Items from a data source:

....................

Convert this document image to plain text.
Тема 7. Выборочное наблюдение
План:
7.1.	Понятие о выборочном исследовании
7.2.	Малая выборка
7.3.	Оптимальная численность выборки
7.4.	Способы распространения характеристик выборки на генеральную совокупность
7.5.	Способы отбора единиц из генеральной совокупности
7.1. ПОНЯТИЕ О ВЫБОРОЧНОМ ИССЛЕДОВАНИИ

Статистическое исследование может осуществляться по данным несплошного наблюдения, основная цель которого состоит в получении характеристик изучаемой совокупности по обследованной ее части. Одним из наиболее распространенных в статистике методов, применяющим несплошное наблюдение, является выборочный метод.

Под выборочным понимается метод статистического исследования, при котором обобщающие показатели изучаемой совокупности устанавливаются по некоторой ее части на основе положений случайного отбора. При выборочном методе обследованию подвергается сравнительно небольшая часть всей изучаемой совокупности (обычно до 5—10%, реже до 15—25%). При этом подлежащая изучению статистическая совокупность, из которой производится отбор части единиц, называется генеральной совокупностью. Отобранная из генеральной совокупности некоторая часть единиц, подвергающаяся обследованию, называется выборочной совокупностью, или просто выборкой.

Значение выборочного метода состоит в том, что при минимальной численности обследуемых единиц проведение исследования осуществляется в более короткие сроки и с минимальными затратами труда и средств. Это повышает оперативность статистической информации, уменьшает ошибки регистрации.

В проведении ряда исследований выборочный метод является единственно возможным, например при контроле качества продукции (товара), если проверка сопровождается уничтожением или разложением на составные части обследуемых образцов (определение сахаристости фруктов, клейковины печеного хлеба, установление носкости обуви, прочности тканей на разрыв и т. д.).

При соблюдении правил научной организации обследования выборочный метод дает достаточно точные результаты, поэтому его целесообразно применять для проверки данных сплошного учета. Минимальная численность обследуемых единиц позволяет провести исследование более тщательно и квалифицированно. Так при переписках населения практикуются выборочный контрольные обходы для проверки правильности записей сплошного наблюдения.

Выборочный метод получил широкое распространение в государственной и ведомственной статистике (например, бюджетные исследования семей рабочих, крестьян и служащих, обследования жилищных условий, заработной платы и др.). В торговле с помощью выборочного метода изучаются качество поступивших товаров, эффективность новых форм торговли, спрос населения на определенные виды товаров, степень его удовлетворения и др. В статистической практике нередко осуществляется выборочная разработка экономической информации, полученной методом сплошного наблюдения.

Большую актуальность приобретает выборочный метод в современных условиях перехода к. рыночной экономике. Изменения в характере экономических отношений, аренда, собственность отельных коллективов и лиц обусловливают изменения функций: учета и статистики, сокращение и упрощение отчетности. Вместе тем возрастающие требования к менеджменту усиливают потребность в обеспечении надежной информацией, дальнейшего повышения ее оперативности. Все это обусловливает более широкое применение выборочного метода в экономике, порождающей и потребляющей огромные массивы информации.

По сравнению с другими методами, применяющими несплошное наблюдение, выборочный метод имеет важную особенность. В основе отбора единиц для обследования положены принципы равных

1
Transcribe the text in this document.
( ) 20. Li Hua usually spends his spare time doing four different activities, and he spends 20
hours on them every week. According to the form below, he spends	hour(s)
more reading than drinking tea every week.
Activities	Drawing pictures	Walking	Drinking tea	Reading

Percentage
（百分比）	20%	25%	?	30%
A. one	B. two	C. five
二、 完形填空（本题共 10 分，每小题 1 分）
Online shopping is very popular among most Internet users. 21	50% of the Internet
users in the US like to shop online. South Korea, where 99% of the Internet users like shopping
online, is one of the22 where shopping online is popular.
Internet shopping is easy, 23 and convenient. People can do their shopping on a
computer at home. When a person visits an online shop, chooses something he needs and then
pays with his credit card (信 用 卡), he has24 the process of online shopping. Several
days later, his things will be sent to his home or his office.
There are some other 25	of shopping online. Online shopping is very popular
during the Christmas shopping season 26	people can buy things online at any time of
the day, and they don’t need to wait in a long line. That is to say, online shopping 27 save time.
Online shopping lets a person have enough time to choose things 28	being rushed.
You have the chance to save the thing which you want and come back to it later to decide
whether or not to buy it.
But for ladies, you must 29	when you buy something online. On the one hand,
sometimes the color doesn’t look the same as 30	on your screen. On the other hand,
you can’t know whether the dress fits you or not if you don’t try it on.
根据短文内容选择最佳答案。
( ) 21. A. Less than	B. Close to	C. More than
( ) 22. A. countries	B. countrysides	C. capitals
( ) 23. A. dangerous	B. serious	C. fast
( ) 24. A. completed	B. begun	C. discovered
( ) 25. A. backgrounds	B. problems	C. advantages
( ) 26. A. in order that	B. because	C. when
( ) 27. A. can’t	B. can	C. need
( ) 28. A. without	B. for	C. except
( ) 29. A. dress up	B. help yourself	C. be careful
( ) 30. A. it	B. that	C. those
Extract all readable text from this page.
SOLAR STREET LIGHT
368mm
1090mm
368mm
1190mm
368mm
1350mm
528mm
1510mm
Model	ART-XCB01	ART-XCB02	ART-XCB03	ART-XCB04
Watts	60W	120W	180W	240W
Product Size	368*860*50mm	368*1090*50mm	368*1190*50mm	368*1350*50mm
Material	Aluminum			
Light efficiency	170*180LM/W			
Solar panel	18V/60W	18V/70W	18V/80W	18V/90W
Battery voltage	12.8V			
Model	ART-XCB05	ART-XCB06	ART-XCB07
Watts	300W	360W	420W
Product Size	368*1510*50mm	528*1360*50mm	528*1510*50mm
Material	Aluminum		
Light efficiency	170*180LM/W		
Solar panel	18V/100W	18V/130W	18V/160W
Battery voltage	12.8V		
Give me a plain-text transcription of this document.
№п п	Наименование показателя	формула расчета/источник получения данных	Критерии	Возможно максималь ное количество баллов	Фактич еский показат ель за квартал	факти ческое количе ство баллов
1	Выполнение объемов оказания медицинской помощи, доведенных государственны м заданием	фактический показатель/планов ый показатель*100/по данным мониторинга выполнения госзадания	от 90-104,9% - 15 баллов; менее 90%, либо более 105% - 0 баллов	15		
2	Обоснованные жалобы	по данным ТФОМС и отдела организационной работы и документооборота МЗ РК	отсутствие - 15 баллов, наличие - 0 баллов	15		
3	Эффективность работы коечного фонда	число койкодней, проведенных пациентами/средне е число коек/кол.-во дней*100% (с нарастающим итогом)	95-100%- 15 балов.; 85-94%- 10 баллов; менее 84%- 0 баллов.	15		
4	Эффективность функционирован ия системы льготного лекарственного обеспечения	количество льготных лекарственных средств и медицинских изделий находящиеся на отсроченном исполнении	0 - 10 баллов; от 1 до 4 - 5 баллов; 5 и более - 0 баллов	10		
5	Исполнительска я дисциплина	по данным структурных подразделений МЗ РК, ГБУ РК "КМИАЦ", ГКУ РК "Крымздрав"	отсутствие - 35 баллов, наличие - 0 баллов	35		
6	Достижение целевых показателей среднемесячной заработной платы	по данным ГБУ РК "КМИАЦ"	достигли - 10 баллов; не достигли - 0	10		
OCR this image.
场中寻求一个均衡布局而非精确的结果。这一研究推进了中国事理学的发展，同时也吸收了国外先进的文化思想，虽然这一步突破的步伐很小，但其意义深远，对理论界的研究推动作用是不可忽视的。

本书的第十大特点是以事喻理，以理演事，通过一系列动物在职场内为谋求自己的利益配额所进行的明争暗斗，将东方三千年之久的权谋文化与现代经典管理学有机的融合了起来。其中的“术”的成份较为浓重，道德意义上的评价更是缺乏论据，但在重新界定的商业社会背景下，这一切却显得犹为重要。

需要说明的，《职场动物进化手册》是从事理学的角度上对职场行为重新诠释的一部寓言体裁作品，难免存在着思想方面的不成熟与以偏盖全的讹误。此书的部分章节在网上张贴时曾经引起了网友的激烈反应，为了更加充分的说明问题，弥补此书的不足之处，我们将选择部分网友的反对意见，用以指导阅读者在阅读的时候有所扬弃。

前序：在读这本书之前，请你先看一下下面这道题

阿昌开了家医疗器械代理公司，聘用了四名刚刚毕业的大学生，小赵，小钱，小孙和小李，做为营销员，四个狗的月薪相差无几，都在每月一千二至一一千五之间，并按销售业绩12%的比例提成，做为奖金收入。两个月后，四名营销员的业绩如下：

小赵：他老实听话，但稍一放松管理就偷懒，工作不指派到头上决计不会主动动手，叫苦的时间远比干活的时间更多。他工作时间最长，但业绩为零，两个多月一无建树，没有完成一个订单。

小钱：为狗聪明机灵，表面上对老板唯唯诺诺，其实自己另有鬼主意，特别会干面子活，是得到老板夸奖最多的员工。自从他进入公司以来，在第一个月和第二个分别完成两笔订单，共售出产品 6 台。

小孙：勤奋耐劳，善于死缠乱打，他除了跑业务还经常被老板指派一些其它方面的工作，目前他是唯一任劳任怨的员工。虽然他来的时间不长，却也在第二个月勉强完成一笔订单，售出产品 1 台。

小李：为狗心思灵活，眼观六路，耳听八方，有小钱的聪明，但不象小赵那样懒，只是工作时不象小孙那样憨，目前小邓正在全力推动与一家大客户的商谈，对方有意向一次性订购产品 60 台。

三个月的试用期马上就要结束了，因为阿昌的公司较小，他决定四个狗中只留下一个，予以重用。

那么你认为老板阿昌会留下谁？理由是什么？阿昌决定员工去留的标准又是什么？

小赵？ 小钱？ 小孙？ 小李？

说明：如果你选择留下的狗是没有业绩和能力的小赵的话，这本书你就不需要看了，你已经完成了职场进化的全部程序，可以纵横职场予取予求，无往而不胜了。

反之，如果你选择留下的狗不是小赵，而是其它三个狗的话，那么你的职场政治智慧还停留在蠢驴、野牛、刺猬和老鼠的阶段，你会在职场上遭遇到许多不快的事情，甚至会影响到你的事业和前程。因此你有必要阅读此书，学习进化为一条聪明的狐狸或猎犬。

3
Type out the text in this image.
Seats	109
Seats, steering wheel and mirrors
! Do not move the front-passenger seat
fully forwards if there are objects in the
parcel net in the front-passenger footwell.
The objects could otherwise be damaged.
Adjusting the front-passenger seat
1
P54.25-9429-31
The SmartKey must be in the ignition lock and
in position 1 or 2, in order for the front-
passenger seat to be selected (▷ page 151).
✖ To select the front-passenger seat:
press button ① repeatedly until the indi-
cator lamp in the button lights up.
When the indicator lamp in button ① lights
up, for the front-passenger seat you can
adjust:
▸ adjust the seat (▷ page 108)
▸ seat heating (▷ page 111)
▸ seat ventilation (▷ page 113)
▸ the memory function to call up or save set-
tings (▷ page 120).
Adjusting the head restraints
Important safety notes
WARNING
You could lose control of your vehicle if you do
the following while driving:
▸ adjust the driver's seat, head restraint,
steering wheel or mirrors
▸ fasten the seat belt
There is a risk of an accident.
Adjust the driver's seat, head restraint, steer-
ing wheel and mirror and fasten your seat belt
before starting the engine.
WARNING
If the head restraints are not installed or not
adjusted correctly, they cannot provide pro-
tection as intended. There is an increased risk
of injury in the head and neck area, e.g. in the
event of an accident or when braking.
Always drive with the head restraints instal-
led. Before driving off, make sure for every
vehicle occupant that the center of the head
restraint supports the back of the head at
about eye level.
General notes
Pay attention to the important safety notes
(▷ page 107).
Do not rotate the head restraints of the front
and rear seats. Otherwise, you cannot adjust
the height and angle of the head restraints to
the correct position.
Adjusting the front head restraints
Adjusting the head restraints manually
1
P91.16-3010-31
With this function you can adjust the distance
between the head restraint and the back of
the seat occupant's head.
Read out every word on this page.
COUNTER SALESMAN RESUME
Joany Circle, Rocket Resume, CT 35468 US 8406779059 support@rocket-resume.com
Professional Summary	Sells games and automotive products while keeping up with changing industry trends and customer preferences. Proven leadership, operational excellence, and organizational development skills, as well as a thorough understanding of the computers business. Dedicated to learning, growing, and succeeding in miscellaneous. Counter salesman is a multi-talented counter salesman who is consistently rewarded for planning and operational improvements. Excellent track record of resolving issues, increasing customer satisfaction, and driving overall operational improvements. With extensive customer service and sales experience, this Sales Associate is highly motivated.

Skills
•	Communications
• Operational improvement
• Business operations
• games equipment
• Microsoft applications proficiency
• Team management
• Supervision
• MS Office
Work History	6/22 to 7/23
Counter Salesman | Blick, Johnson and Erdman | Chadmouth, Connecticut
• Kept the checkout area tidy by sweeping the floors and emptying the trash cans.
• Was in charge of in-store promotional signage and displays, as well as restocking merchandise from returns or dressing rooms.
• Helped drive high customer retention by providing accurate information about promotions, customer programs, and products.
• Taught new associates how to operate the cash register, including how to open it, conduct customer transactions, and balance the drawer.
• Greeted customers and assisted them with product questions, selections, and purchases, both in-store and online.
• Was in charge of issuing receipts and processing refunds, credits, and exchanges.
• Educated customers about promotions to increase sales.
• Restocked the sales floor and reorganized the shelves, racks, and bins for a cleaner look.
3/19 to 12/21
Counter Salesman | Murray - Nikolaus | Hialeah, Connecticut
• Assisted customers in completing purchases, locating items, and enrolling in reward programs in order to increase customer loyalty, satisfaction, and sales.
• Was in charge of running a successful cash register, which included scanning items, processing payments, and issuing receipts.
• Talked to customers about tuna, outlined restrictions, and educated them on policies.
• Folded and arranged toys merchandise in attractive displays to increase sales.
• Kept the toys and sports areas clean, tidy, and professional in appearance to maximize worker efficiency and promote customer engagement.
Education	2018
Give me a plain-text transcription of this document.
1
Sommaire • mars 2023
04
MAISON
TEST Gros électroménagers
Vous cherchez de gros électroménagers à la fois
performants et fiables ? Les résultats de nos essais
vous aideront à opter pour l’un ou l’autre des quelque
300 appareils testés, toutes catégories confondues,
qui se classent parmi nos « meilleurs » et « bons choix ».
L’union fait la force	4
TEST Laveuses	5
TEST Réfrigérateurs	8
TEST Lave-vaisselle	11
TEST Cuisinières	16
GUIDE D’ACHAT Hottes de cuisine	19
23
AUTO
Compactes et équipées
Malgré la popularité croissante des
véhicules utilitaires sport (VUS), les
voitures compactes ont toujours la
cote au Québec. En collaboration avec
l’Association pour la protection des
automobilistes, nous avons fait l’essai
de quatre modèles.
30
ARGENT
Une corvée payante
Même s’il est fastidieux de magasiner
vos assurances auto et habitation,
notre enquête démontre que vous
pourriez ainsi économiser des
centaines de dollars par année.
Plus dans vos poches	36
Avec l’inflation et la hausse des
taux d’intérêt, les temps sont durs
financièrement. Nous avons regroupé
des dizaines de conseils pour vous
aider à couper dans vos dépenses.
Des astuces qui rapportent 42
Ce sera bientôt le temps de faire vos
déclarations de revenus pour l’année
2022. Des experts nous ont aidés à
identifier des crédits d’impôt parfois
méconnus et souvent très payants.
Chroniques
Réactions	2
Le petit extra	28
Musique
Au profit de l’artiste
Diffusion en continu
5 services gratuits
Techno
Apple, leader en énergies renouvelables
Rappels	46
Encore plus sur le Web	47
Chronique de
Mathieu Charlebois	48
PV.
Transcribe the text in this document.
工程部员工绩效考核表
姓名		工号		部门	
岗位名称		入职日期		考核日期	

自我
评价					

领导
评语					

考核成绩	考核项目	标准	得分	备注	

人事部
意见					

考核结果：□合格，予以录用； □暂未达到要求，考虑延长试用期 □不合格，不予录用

....................

To do:
Which lines include the word "dans"? List them all.

Answer:
Plus dans vos poches	36
aider à couper dans vos dépenses.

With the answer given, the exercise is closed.